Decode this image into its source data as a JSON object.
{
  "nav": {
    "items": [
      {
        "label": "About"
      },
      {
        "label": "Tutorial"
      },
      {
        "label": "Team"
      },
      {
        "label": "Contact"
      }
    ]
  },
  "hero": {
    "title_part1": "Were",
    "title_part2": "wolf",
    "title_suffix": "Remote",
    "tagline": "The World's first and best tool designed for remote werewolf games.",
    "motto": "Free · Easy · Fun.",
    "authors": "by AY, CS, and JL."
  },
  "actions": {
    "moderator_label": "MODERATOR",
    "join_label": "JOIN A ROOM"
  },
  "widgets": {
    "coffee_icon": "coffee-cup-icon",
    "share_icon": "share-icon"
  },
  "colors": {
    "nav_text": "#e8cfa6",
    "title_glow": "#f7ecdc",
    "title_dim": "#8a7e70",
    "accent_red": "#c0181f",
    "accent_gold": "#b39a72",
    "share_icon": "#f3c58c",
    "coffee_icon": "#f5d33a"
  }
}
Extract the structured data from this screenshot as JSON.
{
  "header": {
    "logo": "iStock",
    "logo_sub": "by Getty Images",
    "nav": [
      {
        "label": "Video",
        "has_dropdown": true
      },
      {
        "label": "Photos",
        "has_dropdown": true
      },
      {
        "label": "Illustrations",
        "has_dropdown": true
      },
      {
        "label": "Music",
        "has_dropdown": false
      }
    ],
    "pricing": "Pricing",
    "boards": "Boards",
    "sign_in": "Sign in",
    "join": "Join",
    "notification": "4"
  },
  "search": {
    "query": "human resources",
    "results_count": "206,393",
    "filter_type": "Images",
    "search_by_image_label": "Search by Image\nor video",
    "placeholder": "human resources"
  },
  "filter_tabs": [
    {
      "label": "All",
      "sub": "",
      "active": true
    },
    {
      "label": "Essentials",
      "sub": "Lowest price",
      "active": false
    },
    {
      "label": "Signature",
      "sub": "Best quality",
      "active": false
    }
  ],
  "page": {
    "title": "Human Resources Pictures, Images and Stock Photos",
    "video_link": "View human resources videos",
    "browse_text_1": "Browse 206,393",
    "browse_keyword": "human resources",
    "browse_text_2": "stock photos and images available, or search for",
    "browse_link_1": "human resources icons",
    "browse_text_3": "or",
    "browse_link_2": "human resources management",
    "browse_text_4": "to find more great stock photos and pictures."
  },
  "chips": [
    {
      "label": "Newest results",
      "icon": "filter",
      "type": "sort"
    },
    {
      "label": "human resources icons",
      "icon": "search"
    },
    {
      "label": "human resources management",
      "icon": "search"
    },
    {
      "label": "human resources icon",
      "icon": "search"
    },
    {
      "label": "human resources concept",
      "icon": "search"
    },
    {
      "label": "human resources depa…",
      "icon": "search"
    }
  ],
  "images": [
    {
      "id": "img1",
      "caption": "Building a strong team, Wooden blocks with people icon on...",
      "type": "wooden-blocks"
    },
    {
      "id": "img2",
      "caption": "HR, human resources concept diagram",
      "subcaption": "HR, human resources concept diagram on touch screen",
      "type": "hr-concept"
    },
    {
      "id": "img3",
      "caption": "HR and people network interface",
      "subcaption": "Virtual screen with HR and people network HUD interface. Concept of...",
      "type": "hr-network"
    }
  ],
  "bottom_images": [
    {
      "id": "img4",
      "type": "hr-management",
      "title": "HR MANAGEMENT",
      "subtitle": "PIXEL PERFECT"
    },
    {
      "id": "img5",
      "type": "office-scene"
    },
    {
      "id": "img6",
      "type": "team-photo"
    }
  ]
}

(What you will do) Return the material exactly as it stands.

(Task response)
Decode this image into its source data as a JSON object.
{
  "nav": {
    "items": [
      {
        "label": "About"
      },
      {
        "label": "Tutorial"
      },
      {
        "label": "Team"
      },
      {
        "label": "Contact"
      }
    ]
  },
  "hero": {
    "title_part1": "Were",
    "title_part2": "wolf",
    "title_suffix": "Remote",
    "tagline": "The World's first and best tool designed for remote werewolf games.",
    "motto": "Free · Easy · Fun.",
    "authors": "by AY, CS, and JL."
  },
  "actions": {
    "moderator_label": "MODERATOR",
    "join_label": "JOIN A ROOM"
  },
  "widgets": {
    "coffee_icon": "coffee-cup-icon",
    "share_icon": "share-icon"
  },
  "colors": {
    "nav_text": "#e8cfa6",
    "title_glow": "#f7ecdc",
    "title_dim": "#8a7e70",
    "accent_red": "#c0181f",
    "accent_gold": "#b39a72",
    "share_icon": "#f3c58c",
    "coffee_icon": "#f5d33a"
  }
}
Extract the structured data from this screenshot as JSON.
{
  "header": {
    "logo": "iStock",
    "logo_sub": "by Getty Images",
    "nav": [
      {
        "label": "Video",
        "has_dropdown": true
      },
      {
        "label": "Photos",
        "has_dropdown": true
      },
      {
        "label": "Illustrations",
        "has_dropdown": true
      },
      {
        "label": "Music",
        "has_dropdown": false
      }
    ],
    "pricing": "Pricing",
    "boards": "Boards",
    "sign_in": "Sign in",
    "join": "Join",
    "notification": "4"
  },
  "search": {
    "query": "human resources",
    "results_count": "206,393",
    "filter_type": "Images",
    "search_by_image_label": "Search by Image\nor video",
    "placeholder": "human resources"
  },
  "filter_tabs": [
    {
      "label": "All",
      "sub": "",
      "active": true
    },
    {
      "label": "Essentials",
      "sub": "Lowest price",
      "active": false
    },
    {
      "label": "Signature",
      "sub": "Best quality",
      "active": false
    }
  ],
  "page": {
    "title": "Human Resources Pictures, Images and Stock Photos",
    "video_link": "View human resources videos",
    "browse_text_1": "Browse 206,393",
    "browse_keyword": "human resources",
    "browse_text_2": "stock photos and images available, or search for",
    "browse_link_1": "human resources icons",
    "browse_text_3": "or",
    "browse_link_2": "human resources management",
    "browse_text_4": "to find more great stock photos and pictures."
  },
  "chips": [
    {
      "label": "Newest results",
      "icon": "filter",
      "type": "sort"
    },
    {
      "label": "human resources icons",
      "icon": "search"
    },
    {
      "label": "human resources management",
      "icon": "search"
    },
    {
      "label": "human resources icon",
      "icon": "search"
    },
    {
      "label": "human resources concept",
      "icon": "search"
    },
    {
      "label": "human resources depa…",
      "icon": "search"
    }
  ],
  "images": [
    {
      "id": "img1",
      "caption": "Building a strong team, Wooden blocks with people icon on...",
      "type": "wooden-blocks"
    },
    {
      "id": "img2",
      "caption": "HR, human resources concept diagram",
      "subcaption": "HR, human resources concept diagram on touch screen",
      "type": "hr-concept"
    },
    {
      "id": "img3",
      "caption": "HR and people network interface",
      "subcaption": "Virtual screen with HR and people network HUD interface. Concept of...",
      "type": "hr-network"
    }
  ],
  "bottom_images": [
    {
      "id": "img4",
      "type": "hr-management",
      "title": "HR MANAGEMENT",
      "subtitle": "PIXEL PERFECT"
    },
    {
      "id": "img5",
      "type": "office-scene"
    },
    {
      "id": "img6",
      "type": "team-photo"
    }
  ]
}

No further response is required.